「女将のこえ219」伊藤 知子さん、十八楼( 岐阜県長良川温泉)
2019年2月26日(火) 配信
□観光ホテルから老舗旅館へ
格子戸の古い町並みの一角に十八楼はある。創業159年の老舗で、建物の向こうには鵜飼で知られる長良川がゆったりと流れている。
現在の十八楼は評判のよい旅館として知られるが、約20年前はクレームの嵐が吹き荒れた。バブル期は団体客向け観光ホテルとして連日満室を経験するも、個人客の時代が来ると個別対応できずに没個性化。ダンピングで成り立つ状態に陥った。
知子さんが家業に入ったのはこの頃だ。父の要請で、東京の大学を卒業すると、「お嫁に行くまでの最後の親孝行」として働き始めたが、「東京の友達が来てくれても、泊まってほしくないな」と思うような状態だった。
転機は、夫の豊邦さんが勤務先の豊田合成を退職し、旅館を継ぐと言ってくれたことだ。「私は駐在を夢見ていましたが(笑)、これで決心がつきました」。
十八楼らしさを残しつつ、カイゼンやQC活動を参考に効率化を進め、ブランディングに取り掛かった。「気づいたのは、お金を出しても買えないのが150余年の歴史だということです」。
観光ホテルから老舗旅館へ。転換に当たっては、支配人制をやめて女将職を設け、ワンフロアずつ改装を進め、おもてなしや料理の質を高めていった。今では表彰を受けるまでに。

- 課題の条件
**A)** 十八楼の記事で「観光ホテルから老舗旅館へ。転換に当たっては」で始まる段落を、要点を残した箇条書きにするとどうなりますか？
**B)** 十八楼の記事に出てくる地名は何ですか？すべて挙げてください。
**C)** 十八楼の記事を最後の文の後から引き継いで、続きを書いてもらえますか？

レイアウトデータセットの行
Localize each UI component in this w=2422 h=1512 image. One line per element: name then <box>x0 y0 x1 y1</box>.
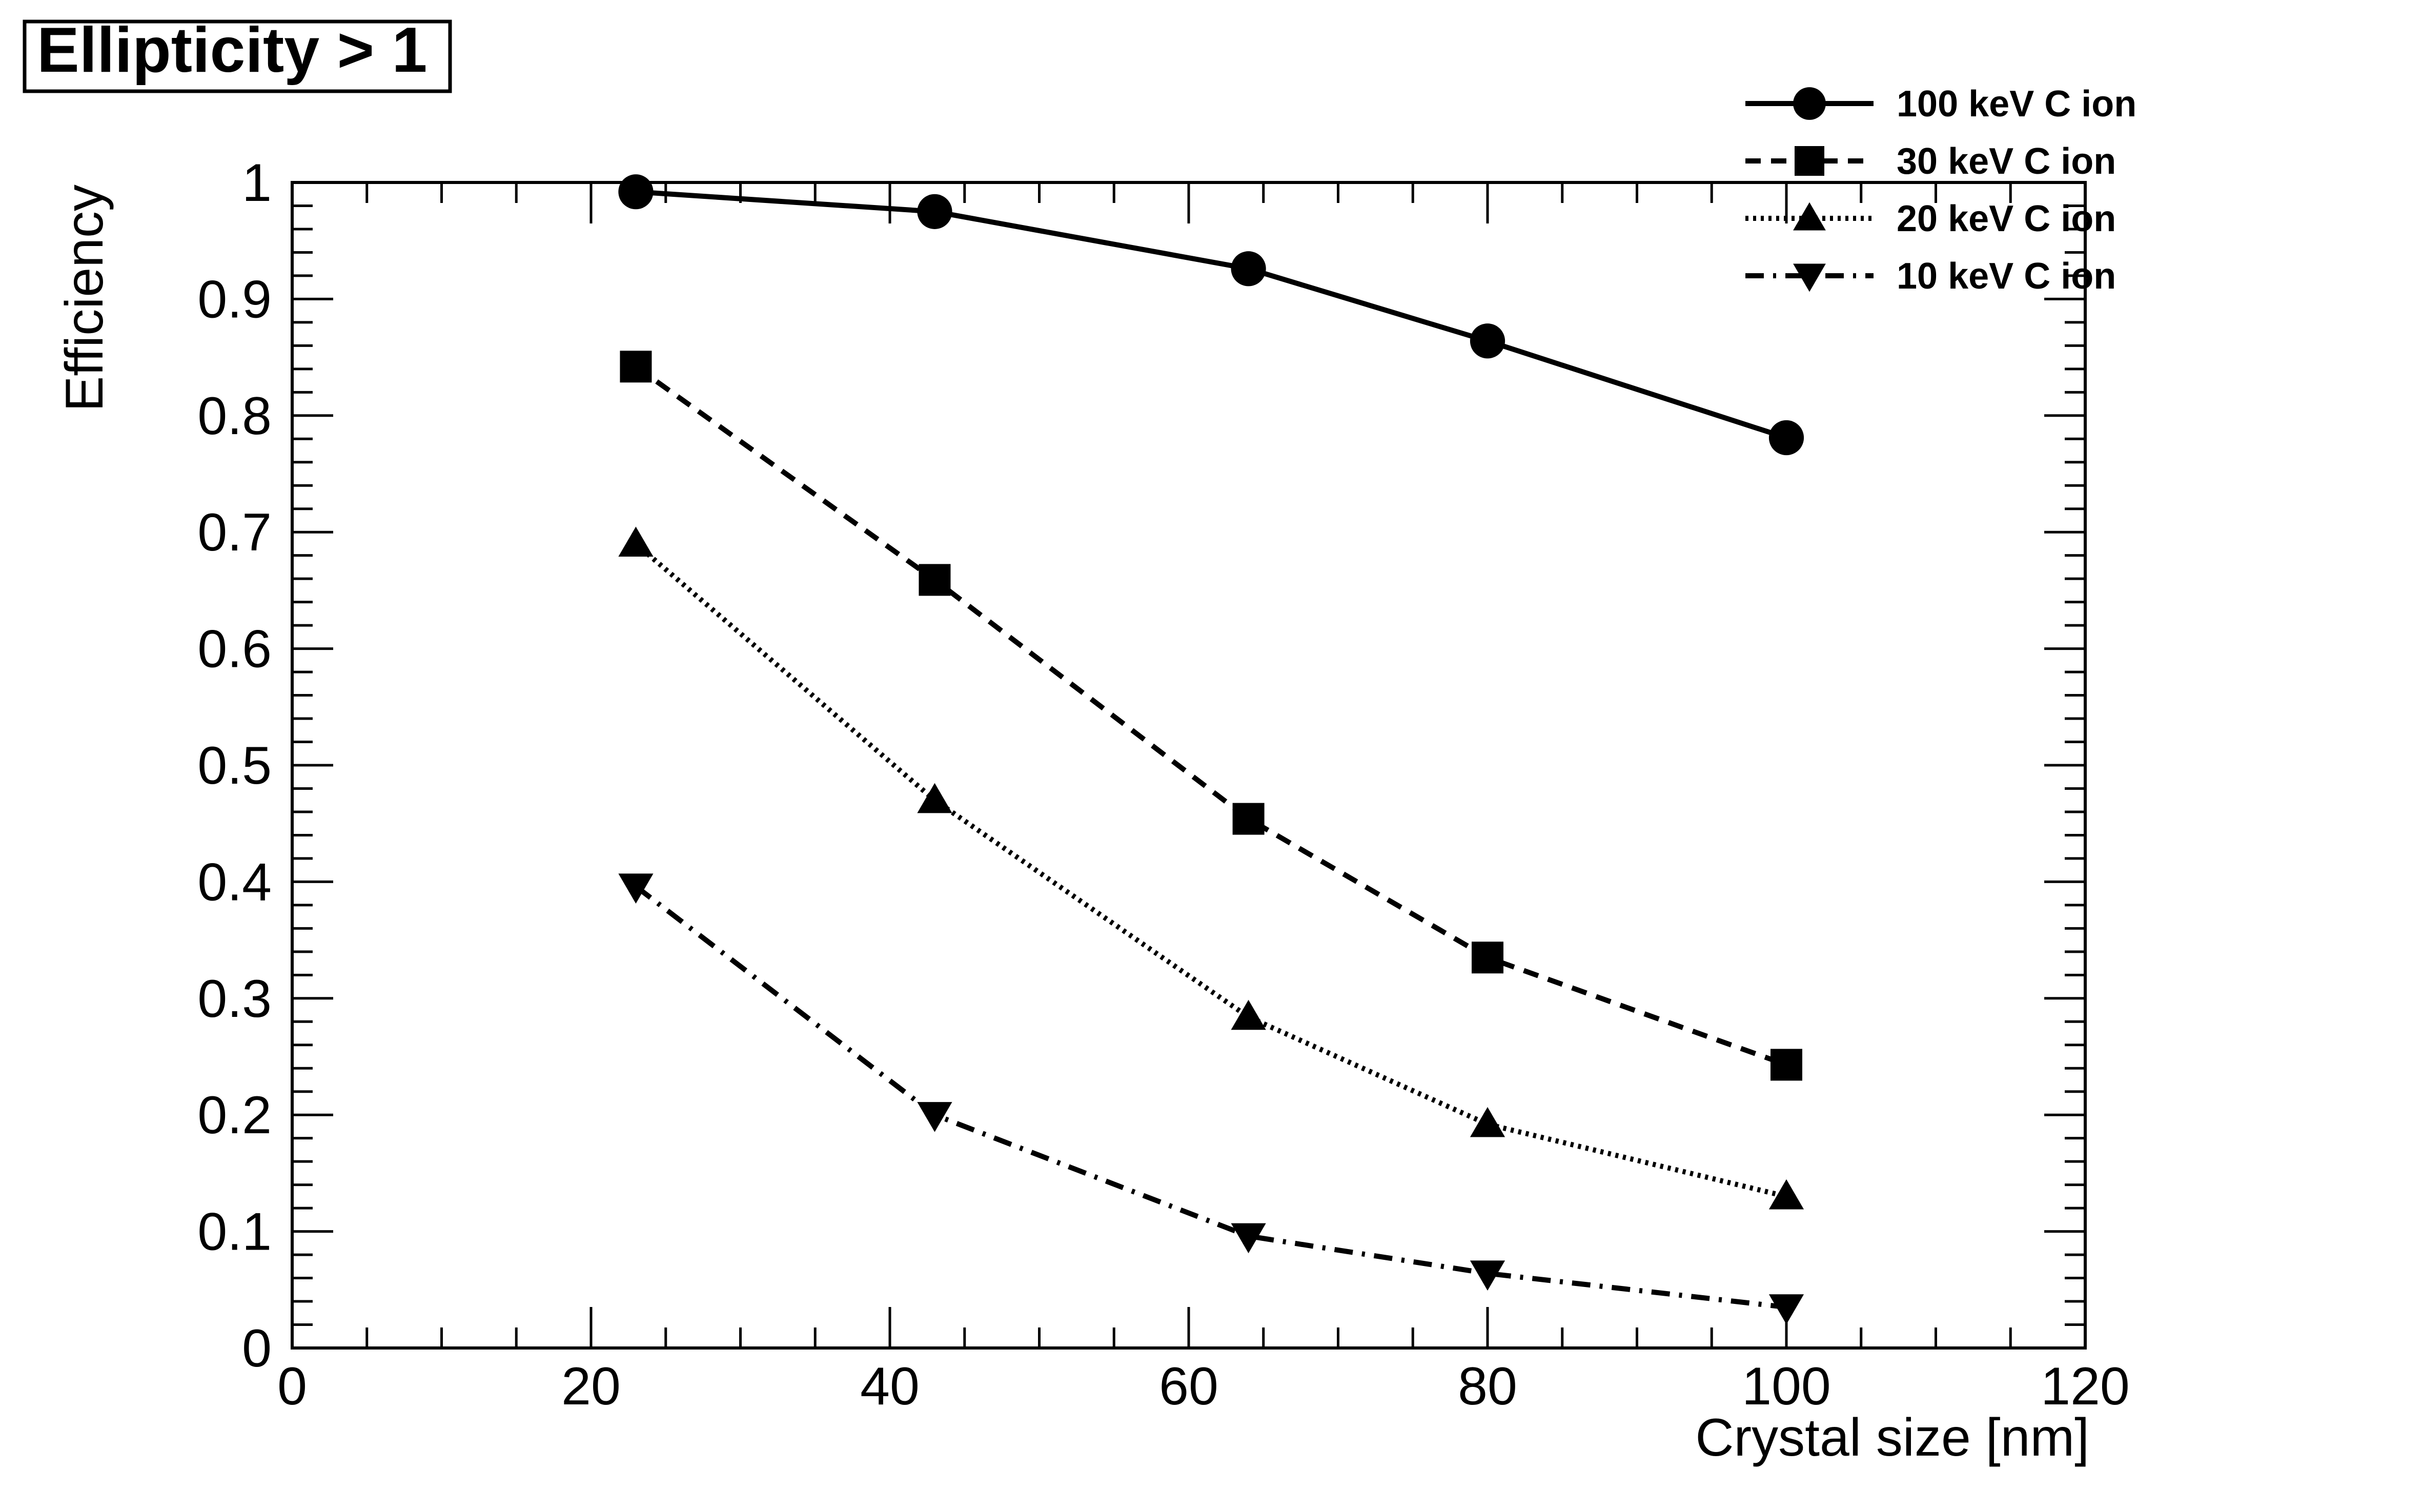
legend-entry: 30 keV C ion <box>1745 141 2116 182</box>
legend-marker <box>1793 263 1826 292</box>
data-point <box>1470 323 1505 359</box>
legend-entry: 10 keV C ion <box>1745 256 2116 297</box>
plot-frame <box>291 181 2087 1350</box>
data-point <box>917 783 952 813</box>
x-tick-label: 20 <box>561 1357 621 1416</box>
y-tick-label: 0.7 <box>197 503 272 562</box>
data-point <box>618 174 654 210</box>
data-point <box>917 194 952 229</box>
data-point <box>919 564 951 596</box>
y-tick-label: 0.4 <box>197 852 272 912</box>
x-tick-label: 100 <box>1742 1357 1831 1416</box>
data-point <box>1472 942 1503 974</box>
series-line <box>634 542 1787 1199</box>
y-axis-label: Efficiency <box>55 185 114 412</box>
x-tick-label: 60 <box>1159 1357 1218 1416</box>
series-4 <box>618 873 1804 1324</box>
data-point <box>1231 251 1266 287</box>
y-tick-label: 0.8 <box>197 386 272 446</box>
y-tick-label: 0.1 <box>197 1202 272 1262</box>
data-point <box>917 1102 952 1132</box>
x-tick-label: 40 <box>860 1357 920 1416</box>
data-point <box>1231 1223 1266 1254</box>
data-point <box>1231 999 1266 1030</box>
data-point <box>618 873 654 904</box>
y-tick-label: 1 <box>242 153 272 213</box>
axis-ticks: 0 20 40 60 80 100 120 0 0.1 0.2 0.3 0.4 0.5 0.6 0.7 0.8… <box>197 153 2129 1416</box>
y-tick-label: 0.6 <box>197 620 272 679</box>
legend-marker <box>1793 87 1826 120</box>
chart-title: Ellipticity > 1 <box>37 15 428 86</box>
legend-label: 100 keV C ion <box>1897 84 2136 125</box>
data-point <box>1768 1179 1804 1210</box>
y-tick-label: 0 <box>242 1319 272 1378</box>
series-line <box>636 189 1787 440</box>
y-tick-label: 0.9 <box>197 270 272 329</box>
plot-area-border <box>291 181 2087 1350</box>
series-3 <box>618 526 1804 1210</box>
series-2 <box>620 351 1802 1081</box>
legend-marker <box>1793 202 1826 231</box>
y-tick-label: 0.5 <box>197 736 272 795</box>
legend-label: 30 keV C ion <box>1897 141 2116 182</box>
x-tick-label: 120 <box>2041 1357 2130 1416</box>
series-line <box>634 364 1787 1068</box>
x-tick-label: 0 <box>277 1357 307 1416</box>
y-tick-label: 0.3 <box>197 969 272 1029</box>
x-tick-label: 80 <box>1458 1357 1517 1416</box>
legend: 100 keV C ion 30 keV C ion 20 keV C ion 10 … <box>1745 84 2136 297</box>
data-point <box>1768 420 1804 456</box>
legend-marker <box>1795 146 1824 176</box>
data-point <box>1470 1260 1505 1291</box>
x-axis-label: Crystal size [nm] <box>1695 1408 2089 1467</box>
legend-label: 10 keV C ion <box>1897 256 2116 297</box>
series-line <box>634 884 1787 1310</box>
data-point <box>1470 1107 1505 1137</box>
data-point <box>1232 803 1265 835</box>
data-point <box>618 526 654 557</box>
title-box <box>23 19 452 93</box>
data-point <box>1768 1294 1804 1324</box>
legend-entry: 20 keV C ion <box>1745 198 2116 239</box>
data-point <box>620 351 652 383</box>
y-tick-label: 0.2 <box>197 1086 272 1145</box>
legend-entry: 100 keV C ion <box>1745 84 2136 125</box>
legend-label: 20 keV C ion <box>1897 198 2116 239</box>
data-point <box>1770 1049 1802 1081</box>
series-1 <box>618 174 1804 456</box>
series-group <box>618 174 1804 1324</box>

==

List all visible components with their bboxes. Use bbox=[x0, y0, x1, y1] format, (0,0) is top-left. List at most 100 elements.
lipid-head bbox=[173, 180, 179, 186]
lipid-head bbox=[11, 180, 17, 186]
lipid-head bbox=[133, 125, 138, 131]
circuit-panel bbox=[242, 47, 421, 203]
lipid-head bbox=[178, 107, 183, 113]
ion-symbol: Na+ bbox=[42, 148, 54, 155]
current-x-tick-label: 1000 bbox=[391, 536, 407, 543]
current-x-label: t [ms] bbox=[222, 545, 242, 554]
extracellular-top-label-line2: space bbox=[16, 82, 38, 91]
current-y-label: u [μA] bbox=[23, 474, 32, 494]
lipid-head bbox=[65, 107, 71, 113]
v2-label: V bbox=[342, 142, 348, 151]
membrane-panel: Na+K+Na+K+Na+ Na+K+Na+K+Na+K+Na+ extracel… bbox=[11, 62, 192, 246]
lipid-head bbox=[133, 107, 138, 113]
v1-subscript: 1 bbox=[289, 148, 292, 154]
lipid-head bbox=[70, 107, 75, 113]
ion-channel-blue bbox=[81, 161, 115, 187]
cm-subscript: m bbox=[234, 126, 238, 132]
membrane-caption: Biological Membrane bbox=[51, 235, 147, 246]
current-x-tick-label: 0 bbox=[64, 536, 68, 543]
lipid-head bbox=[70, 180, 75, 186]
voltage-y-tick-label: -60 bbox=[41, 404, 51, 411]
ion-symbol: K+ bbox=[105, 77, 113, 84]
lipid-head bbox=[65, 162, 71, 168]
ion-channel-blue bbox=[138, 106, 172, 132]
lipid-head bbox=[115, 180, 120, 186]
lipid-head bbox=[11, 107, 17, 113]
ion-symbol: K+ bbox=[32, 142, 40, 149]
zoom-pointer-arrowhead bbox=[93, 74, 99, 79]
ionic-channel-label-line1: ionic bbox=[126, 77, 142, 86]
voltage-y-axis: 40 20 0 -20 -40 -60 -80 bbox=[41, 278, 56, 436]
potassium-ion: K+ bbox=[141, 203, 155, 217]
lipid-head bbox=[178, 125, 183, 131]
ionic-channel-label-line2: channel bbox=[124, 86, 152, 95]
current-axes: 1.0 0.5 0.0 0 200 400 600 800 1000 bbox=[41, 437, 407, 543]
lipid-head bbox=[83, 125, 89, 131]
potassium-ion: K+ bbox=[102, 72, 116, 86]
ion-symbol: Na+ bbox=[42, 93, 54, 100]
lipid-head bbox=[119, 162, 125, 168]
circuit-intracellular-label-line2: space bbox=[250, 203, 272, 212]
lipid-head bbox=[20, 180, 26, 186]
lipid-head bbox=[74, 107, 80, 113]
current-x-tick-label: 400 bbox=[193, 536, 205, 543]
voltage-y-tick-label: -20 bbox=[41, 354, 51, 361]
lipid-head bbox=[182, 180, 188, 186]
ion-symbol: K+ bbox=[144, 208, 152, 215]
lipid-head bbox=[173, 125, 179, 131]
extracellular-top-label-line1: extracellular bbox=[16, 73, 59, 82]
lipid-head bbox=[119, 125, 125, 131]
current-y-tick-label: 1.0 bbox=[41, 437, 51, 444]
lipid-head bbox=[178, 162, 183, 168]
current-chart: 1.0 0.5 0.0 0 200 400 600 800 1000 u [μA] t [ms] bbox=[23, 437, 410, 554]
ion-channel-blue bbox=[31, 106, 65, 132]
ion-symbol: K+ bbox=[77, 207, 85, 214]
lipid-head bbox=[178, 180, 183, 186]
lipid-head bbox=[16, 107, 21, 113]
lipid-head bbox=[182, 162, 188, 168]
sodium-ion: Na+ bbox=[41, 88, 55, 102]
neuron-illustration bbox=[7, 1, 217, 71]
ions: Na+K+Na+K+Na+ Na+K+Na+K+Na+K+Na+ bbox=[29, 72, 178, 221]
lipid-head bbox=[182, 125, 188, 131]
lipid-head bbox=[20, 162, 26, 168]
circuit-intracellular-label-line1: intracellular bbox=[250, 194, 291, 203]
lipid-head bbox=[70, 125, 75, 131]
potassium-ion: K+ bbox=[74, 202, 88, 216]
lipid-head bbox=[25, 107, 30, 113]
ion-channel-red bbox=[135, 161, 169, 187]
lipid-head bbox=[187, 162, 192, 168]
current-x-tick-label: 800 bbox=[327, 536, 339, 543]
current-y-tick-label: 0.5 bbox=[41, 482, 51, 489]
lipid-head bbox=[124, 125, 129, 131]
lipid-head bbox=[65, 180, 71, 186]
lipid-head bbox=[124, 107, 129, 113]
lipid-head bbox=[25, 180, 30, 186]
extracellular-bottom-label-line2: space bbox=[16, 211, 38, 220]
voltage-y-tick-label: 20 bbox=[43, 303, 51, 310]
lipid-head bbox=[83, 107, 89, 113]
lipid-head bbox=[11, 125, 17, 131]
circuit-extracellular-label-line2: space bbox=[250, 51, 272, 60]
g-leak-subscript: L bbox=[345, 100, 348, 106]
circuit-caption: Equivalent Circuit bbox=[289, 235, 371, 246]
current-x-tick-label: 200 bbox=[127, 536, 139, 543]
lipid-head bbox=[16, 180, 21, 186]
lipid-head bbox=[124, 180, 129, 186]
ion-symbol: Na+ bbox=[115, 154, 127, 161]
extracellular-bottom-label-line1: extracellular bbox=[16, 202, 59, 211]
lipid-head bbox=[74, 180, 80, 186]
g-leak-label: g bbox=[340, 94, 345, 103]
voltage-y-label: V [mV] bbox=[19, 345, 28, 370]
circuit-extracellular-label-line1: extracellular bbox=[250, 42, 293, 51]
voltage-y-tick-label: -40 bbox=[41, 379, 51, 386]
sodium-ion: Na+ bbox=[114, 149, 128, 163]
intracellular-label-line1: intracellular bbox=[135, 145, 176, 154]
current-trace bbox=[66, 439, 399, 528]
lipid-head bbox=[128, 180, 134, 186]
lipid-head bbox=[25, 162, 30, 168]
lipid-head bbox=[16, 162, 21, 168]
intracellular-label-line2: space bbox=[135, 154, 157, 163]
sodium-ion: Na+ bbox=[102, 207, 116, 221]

==

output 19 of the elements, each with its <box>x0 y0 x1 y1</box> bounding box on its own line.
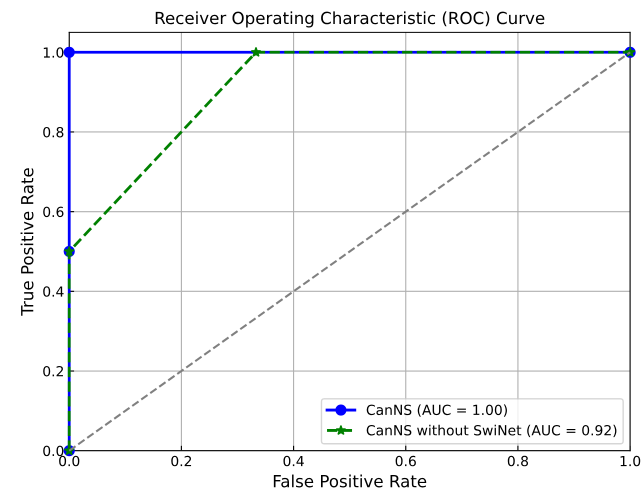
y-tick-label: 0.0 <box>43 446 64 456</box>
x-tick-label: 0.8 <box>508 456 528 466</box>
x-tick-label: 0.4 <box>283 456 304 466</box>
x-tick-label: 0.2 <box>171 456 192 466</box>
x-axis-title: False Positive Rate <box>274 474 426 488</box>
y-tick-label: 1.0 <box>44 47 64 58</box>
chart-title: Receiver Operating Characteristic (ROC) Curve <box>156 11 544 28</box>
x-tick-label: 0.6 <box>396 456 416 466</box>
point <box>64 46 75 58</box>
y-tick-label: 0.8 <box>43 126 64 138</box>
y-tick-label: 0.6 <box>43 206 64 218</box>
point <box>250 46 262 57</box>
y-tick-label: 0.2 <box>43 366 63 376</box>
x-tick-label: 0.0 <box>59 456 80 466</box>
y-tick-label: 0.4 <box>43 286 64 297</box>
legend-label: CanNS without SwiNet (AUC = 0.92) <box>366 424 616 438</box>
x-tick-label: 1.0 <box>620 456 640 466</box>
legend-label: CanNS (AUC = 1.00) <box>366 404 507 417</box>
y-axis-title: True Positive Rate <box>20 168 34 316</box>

- 課題の解答
**A)**
- 観光ホテルから老舗旅館へ転換した
- 支配人制をやめ、女将職を設けた
- ワンフロアずつ改装を進めた
- おもてなしと料理の質を高めた
- 今では表彰を受けるまでになった

**B)** 岐阜県、長良川温泉、長良川、東京

**C)**
興味深いのは、誰かが強力なリーダーシップで人を動かし続けたのではないということだ。「いま、スタッフが自分たちの希望で経営理念を考えてくれています」と、知子さんはさらりと言う。昔ながらの率先垂範ではなく、時にスタッフ主導で進めるスタイルができているのだ。
岐阜市教育委員も兼務する知子さんは、11歳の娘と6歳の双子の息子を持つ母でもあり、任せる大切さを子育てで学んだという。「時短を優先して私が先に動いてしまい、子供たちに『ママ、次は何をしたらいいの?』と、聞かれてハッとしたんです」。
人は本来、自分で考えたことを自分でやるのが一番輝く。そのほうが失敗時の反省も深く、本当の改善につながっていく。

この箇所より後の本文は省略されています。